**ENTRIES PROVIDED**
+ + +

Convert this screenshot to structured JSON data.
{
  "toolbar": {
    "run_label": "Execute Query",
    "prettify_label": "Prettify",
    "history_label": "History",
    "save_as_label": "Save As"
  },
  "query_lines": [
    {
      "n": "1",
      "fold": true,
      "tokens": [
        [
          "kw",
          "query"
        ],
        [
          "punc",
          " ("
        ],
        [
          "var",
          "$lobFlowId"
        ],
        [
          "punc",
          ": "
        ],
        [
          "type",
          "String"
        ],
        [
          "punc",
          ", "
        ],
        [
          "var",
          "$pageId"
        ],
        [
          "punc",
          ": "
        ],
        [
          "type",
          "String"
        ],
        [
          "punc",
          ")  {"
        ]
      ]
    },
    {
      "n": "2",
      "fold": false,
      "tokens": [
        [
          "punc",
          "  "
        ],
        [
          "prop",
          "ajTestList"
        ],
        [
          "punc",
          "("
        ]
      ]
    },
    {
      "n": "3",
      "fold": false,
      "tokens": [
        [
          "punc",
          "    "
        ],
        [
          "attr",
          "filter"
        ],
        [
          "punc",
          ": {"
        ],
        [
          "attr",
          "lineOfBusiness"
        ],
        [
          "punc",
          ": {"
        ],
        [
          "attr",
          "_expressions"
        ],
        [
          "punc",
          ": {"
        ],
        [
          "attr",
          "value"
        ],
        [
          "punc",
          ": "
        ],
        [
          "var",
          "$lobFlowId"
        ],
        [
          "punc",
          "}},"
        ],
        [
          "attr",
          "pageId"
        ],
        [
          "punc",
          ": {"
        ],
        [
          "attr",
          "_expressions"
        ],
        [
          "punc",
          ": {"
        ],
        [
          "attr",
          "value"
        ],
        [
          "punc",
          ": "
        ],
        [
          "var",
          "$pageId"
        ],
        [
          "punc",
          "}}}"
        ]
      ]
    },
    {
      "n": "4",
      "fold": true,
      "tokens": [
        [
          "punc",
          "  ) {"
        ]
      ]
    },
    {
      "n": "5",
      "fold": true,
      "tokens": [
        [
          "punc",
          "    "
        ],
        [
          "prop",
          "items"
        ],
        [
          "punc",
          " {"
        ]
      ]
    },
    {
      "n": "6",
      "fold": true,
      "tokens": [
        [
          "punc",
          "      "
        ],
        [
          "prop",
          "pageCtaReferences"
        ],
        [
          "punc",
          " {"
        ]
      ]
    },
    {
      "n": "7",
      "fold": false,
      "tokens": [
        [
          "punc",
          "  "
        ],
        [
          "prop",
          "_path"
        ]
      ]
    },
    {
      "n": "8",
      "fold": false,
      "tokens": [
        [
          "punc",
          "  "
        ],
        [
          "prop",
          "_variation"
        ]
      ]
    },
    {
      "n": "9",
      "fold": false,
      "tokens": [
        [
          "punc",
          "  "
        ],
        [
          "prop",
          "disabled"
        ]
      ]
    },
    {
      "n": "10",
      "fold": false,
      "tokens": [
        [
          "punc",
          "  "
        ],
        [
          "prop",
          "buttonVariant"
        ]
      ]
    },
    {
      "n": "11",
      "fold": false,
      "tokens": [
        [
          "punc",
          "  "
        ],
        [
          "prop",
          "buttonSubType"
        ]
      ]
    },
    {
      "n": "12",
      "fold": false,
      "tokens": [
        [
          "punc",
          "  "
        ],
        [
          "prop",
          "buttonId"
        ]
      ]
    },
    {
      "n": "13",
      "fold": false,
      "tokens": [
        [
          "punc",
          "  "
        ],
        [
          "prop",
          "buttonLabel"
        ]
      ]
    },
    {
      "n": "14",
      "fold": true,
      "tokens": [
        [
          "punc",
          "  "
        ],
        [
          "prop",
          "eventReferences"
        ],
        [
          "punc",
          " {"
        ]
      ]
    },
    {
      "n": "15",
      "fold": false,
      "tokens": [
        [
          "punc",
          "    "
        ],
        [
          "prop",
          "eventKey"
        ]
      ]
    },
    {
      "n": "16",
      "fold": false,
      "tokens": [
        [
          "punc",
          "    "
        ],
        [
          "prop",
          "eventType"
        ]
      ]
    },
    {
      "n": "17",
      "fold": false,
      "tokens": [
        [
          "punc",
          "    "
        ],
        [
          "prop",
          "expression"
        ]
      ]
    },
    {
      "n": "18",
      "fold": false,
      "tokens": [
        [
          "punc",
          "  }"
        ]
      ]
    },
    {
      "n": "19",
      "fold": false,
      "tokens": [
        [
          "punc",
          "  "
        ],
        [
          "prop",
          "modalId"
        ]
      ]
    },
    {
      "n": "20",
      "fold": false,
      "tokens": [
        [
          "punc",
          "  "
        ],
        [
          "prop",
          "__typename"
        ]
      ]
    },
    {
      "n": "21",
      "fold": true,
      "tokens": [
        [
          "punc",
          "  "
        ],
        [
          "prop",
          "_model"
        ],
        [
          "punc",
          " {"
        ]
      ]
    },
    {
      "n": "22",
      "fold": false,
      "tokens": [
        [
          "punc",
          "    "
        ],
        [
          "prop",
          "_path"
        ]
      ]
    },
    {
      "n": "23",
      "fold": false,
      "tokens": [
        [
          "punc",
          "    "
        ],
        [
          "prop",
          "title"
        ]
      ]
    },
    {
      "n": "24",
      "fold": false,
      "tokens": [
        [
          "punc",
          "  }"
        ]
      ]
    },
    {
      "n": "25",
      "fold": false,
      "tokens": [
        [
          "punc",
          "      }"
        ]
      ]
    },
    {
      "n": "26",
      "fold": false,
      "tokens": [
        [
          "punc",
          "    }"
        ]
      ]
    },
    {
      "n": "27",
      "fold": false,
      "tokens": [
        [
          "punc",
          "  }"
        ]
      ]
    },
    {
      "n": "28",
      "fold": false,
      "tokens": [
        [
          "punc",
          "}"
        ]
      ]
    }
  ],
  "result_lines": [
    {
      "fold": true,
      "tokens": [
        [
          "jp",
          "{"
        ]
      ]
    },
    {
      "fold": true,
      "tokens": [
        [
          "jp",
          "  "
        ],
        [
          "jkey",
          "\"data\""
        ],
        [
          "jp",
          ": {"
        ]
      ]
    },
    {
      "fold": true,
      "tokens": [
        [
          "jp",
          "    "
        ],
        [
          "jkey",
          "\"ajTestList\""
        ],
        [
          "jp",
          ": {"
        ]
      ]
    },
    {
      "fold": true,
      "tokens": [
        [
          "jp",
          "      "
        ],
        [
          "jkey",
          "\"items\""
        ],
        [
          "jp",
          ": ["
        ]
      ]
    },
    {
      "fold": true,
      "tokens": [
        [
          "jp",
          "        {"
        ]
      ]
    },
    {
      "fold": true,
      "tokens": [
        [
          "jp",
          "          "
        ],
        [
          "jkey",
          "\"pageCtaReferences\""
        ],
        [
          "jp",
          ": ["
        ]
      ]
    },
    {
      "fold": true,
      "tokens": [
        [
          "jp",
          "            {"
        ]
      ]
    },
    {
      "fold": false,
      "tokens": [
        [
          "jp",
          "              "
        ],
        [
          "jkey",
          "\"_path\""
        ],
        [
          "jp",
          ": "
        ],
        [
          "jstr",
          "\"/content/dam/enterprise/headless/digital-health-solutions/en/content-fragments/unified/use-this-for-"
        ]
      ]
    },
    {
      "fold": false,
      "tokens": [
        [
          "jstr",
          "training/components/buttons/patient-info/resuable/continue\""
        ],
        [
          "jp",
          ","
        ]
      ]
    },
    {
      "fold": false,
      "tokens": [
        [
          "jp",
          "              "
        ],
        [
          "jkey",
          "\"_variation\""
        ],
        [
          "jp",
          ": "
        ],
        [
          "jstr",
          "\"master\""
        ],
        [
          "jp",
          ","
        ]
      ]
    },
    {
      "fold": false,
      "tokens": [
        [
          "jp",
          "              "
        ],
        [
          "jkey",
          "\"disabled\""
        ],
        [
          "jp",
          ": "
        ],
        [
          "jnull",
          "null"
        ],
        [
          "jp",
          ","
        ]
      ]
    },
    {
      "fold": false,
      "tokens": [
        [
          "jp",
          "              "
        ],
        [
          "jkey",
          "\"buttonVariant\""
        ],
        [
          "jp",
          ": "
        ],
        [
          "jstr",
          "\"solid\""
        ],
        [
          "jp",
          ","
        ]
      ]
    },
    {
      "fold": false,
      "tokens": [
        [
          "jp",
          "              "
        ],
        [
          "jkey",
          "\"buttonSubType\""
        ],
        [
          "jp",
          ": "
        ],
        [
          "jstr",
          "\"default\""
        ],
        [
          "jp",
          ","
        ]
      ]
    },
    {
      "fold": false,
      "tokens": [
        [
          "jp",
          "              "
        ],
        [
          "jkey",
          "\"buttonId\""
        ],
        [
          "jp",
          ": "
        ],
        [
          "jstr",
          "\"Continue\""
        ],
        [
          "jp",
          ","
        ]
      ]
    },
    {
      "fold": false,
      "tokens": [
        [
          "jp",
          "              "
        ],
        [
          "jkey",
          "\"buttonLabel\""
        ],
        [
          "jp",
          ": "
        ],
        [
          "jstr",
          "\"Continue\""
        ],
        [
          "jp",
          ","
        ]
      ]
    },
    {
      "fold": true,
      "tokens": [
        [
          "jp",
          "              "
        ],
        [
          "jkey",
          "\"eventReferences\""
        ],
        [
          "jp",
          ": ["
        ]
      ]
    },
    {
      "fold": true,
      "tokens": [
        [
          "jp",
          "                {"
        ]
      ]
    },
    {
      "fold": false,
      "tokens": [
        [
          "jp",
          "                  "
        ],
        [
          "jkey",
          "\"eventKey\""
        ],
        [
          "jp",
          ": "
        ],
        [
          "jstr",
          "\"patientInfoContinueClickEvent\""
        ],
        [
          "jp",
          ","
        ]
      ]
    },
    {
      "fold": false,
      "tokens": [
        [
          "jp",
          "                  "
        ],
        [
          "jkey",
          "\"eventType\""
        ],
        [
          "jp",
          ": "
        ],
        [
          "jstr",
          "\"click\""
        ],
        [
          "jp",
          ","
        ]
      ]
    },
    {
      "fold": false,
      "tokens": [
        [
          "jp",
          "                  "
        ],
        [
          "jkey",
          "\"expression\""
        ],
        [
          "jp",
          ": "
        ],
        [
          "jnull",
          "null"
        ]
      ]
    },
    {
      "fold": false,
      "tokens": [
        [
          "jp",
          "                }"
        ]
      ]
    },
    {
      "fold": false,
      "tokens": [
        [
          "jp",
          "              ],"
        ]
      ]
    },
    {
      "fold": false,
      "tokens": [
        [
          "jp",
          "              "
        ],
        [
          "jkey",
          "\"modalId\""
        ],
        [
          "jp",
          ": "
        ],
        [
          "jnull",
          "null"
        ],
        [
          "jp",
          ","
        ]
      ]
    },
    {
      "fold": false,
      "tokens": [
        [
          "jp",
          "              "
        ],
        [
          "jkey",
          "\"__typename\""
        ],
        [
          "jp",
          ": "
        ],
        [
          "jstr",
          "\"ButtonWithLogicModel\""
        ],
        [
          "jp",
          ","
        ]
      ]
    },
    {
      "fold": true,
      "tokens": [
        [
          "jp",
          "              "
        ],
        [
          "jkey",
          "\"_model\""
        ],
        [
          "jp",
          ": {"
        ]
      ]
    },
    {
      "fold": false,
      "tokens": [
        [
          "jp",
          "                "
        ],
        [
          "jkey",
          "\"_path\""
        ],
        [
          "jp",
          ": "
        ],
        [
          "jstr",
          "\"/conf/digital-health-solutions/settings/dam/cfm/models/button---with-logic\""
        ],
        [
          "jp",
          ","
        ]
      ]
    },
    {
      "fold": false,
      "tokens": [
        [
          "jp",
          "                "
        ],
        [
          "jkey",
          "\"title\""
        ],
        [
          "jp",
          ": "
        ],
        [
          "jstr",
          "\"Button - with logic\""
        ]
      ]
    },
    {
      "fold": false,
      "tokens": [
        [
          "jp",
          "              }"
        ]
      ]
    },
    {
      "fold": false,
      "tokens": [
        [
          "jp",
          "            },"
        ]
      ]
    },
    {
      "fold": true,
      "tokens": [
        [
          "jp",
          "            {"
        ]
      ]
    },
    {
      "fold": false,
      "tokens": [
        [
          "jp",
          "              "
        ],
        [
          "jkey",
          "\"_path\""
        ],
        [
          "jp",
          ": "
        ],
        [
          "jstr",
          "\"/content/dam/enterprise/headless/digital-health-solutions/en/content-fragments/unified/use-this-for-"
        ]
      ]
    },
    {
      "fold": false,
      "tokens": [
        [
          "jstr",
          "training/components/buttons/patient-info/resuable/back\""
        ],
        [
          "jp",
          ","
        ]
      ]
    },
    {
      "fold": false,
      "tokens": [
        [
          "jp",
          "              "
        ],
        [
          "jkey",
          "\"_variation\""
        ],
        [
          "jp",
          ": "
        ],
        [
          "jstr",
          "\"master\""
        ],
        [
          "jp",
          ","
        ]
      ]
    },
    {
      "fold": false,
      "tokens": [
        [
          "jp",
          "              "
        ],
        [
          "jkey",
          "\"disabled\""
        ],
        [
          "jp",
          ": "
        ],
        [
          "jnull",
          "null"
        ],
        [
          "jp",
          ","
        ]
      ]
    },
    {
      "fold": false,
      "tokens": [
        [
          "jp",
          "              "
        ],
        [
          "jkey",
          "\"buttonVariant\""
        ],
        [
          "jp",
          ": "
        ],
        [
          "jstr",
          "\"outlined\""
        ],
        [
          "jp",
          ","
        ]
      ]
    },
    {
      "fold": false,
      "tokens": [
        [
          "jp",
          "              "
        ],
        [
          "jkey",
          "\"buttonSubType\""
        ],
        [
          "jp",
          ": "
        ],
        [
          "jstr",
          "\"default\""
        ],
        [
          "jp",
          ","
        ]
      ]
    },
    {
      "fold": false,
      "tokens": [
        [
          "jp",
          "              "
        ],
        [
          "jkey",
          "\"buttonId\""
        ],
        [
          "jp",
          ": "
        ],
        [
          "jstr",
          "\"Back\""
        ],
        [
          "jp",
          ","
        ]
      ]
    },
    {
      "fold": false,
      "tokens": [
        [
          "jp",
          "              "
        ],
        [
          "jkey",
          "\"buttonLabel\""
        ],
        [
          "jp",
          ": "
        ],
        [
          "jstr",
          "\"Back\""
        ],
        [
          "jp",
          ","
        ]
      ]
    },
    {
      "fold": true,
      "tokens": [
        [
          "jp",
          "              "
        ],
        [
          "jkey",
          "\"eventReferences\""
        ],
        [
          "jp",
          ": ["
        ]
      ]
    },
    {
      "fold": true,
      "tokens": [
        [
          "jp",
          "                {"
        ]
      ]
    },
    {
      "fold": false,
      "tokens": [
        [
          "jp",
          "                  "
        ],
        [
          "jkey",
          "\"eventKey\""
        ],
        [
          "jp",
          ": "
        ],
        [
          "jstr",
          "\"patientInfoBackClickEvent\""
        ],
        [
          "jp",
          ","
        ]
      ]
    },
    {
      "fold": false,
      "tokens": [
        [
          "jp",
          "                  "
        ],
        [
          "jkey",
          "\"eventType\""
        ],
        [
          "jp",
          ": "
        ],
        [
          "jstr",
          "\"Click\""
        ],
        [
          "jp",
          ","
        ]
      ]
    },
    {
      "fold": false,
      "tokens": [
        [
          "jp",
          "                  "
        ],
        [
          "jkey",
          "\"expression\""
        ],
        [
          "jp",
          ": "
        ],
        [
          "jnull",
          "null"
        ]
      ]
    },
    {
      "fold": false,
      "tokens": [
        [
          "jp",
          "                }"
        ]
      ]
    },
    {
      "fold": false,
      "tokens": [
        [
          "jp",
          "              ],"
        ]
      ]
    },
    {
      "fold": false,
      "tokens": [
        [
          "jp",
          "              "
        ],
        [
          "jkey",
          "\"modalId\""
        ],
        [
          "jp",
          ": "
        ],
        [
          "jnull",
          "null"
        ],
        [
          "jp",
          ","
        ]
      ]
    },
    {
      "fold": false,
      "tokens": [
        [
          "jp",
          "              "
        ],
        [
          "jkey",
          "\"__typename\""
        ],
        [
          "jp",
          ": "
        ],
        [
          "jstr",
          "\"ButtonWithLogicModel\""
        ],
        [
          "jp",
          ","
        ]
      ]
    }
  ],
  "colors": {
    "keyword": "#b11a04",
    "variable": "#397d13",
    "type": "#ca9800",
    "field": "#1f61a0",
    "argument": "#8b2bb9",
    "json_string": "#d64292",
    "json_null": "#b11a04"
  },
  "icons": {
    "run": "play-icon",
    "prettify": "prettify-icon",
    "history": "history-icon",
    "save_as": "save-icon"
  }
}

+ + +

**WHAT NEEDS TO BE DONE**
Show every line where the string "pageCtaReferences" appears.

**ANSWER IN FULL**
          "pageCtaReferences"
          "\"pageCtaReferences\""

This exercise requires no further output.